Identify the lines that contain the string "name", then copy each of them.

◆ ◆ ◆ ◆

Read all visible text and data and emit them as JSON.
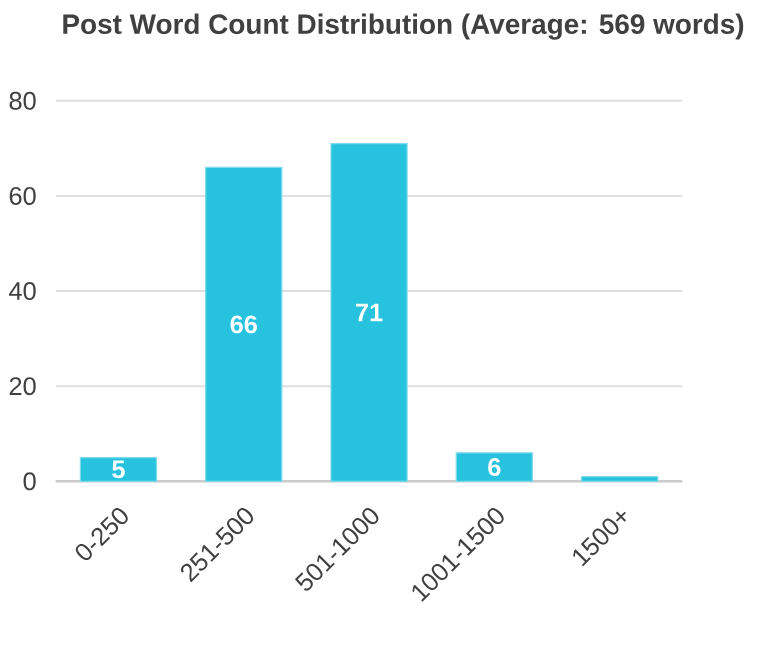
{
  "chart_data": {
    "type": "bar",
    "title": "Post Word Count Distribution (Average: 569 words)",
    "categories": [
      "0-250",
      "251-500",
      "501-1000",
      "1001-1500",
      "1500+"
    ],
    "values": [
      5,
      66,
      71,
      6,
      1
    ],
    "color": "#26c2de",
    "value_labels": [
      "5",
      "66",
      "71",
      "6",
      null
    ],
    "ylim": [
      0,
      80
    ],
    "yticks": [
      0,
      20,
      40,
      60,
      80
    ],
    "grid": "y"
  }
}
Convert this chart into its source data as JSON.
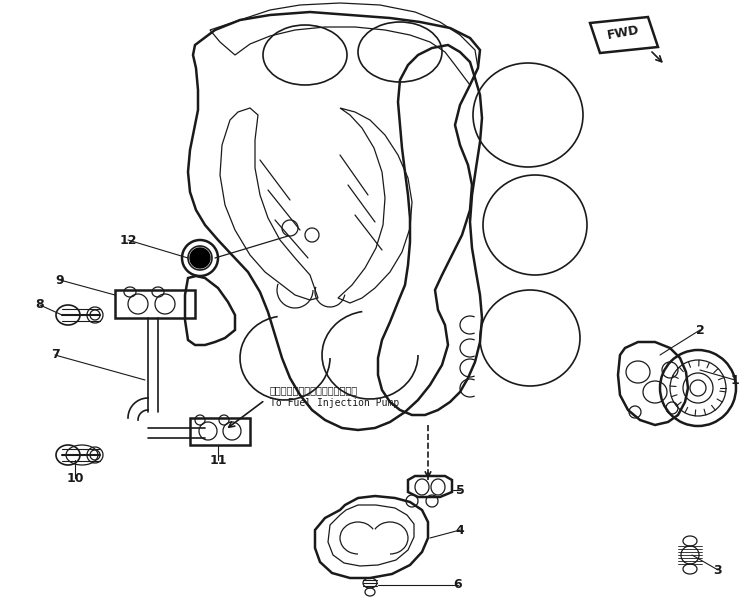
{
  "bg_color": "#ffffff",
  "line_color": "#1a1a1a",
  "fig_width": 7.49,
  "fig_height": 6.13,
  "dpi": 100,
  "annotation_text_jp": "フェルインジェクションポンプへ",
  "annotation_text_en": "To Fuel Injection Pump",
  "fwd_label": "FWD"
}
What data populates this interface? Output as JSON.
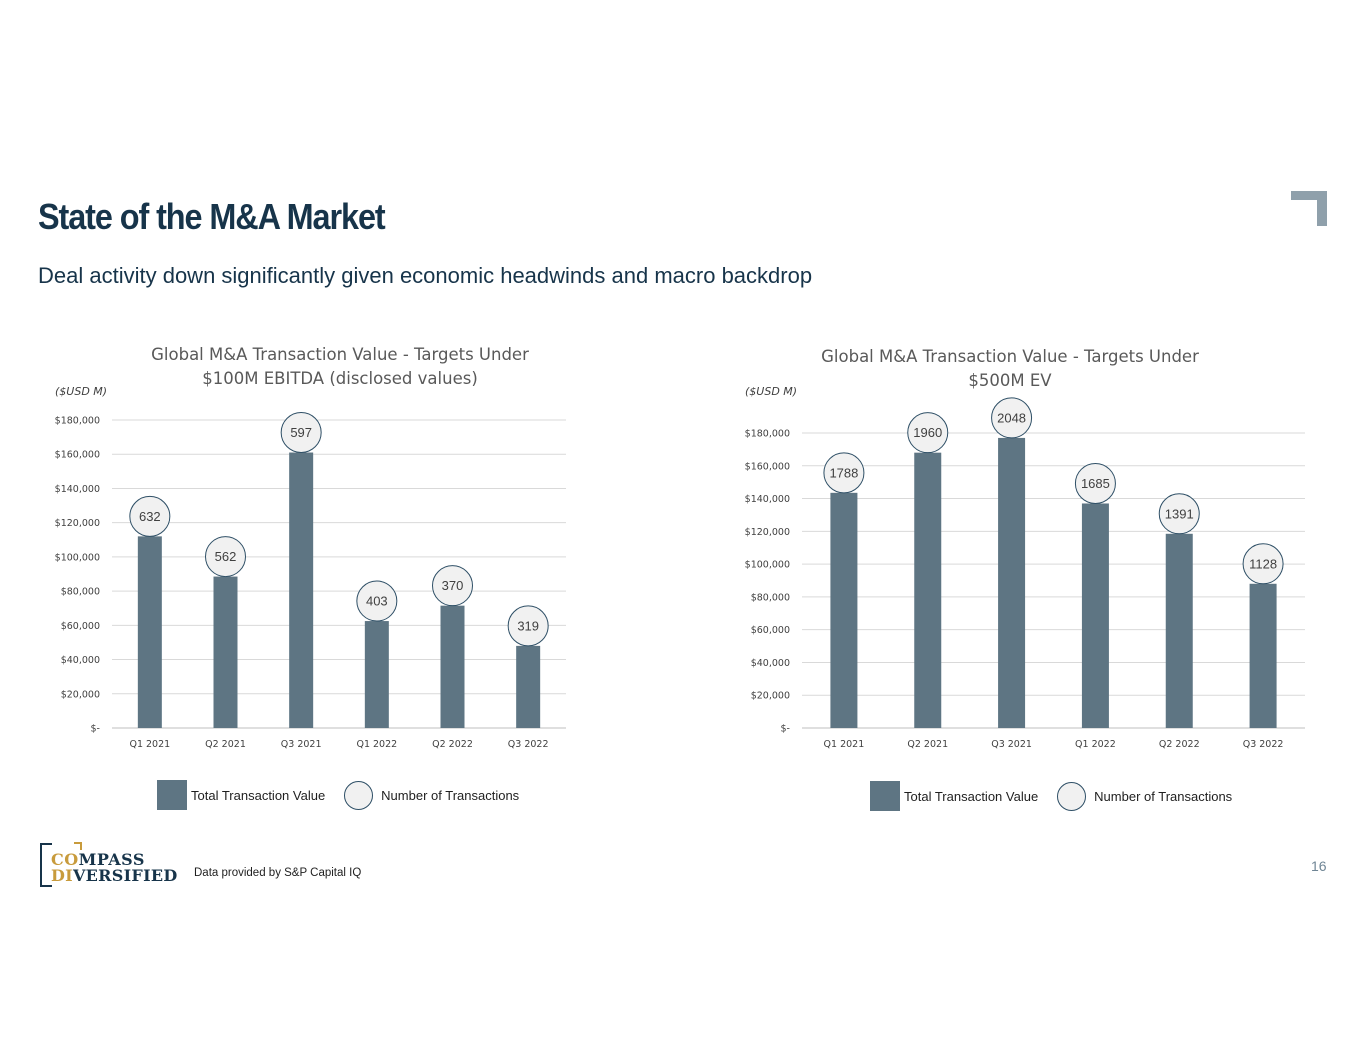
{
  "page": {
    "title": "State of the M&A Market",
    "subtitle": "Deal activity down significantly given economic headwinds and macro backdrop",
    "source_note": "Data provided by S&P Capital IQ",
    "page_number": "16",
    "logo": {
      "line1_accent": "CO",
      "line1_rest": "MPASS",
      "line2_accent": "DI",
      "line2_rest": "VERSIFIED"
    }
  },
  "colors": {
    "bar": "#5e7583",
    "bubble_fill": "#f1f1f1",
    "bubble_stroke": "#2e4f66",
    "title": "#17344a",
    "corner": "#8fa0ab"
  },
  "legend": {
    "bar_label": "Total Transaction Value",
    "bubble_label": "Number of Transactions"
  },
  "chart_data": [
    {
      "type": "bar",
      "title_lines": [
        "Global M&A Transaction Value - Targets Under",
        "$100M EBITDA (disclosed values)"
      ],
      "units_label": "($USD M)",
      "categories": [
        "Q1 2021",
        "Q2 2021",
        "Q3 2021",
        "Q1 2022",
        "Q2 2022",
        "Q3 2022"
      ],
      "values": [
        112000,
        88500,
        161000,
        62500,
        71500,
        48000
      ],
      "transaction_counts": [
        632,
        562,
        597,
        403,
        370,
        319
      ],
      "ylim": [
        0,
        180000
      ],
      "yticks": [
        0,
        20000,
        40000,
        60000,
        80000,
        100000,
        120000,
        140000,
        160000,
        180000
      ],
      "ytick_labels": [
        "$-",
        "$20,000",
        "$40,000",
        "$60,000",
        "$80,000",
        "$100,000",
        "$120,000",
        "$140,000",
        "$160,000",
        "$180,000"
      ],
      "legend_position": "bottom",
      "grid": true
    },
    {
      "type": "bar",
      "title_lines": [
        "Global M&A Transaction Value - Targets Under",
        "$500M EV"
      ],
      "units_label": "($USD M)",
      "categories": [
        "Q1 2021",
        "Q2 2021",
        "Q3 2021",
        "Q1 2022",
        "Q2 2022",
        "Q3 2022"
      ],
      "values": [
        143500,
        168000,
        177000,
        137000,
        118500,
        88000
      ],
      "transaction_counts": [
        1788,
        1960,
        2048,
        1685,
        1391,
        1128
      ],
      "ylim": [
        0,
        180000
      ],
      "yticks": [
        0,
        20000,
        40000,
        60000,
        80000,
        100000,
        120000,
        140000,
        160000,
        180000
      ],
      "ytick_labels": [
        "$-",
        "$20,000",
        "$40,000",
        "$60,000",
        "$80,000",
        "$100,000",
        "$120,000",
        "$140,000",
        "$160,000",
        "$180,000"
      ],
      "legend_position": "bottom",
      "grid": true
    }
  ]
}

◆ ◆ ◆ ◆

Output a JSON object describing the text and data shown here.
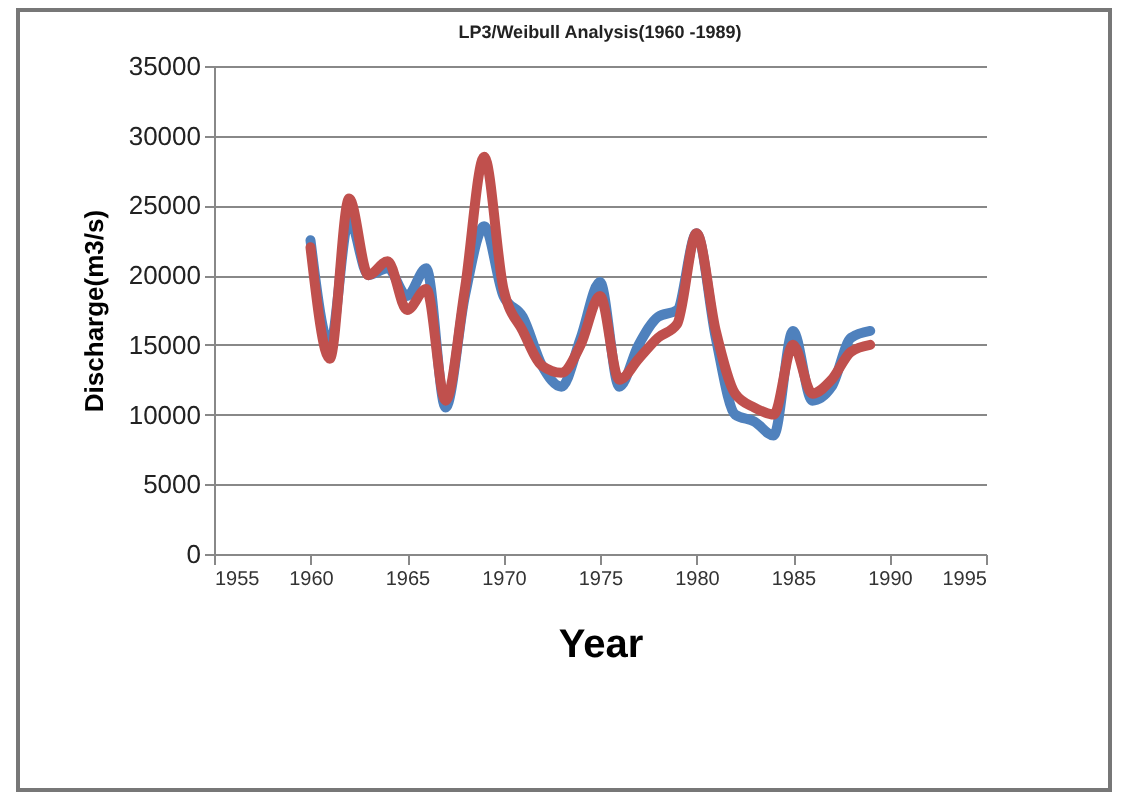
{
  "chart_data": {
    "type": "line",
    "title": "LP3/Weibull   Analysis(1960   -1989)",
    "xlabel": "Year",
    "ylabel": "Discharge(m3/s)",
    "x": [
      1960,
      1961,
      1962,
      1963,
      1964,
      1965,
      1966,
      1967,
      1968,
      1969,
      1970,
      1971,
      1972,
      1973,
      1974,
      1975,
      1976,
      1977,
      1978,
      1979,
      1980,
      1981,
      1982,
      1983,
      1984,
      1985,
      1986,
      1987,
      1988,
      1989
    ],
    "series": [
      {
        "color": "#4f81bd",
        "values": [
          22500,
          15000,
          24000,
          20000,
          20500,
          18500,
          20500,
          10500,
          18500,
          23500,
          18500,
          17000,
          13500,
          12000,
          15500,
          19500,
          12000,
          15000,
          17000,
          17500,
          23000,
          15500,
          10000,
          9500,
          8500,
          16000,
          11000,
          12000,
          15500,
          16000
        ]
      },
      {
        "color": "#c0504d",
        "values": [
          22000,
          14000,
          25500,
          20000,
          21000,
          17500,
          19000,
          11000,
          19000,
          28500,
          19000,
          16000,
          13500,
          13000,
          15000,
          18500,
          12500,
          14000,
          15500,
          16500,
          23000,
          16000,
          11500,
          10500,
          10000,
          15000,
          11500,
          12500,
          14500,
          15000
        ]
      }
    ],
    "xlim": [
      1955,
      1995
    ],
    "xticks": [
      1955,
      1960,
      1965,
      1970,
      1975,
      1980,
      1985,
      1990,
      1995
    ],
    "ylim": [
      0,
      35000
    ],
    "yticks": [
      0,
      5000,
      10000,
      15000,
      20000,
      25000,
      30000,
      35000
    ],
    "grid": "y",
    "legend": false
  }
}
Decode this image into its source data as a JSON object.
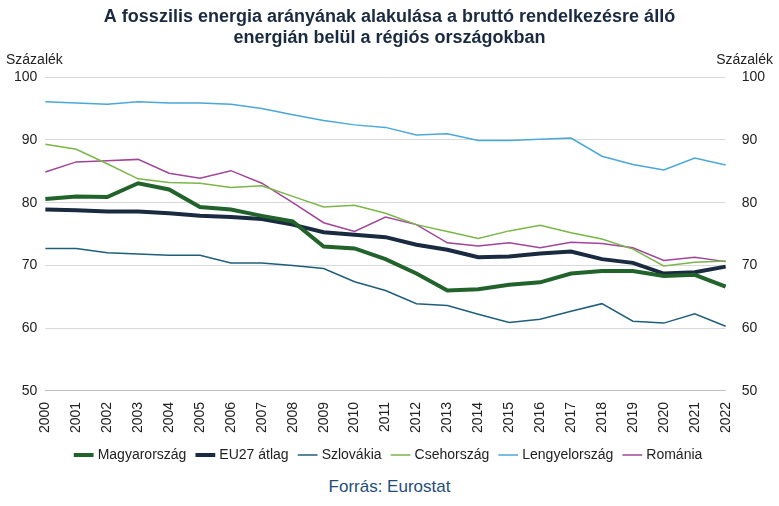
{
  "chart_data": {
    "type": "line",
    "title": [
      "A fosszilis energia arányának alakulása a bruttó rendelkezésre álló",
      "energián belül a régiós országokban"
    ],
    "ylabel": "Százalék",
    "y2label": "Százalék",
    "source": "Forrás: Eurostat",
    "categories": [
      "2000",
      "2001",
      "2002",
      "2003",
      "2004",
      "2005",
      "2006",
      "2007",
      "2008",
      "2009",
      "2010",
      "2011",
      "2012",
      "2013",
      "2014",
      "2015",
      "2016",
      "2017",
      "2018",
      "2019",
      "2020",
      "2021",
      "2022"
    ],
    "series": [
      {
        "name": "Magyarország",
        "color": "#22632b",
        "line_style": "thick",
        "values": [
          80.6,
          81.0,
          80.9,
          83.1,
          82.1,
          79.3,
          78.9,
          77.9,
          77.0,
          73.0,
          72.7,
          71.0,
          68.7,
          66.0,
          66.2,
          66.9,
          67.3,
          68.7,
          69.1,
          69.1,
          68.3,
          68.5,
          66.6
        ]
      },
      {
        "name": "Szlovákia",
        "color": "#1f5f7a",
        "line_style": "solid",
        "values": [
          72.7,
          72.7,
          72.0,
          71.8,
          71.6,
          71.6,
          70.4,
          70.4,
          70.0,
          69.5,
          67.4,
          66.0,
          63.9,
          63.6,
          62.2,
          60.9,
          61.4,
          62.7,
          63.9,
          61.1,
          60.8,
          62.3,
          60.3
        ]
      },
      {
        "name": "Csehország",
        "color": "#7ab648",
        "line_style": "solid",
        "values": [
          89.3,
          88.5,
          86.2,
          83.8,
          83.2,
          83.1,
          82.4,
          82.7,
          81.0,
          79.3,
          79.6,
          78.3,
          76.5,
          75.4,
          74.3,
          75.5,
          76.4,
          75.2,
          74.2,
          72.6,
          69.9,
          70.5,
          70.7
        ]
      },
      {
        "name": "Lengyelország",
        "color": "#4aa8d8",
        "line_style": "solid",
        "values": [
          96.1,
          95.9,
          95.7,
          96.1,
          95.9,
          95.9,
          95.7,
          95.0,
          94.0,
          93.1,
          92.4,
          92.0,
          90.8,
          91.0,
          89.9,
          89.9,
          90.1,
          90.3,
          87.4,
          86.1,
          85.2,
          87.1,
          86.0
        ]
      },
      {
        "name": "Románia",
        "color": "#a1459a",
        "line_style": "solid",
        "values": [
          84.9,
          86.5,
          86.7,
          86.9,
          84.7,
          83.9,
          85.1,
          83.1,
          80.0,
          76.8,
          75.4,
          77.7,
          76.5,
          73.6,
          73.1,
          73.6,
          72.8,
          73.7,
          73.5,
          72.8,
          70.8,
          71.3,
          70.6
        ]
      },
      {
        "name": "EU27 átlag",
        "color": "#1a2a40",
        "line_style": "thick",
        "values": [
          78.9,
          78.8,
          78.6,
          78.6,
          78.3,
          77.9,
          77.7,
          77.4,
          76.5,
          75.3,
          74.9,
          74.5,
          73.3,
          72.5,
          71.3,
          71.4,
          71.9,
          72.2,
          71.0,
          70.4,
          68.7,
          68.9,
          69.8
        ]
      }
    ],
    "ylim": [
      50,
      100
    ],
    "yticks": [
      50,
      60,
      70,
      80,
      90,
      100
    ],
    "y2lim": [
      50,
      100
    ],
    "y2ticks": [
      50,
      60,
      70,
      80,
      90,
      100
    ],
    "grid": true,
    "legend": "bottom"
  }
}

◆ ◆ ◆ ◆

[FULL RESPONSE]
        "name": "Magyarország",
        "name": "Szlovákia",
        "name": "Csehország",
        "name": "Lengyelország",
        "name": "Románia",
        "name": "EU27 átlag",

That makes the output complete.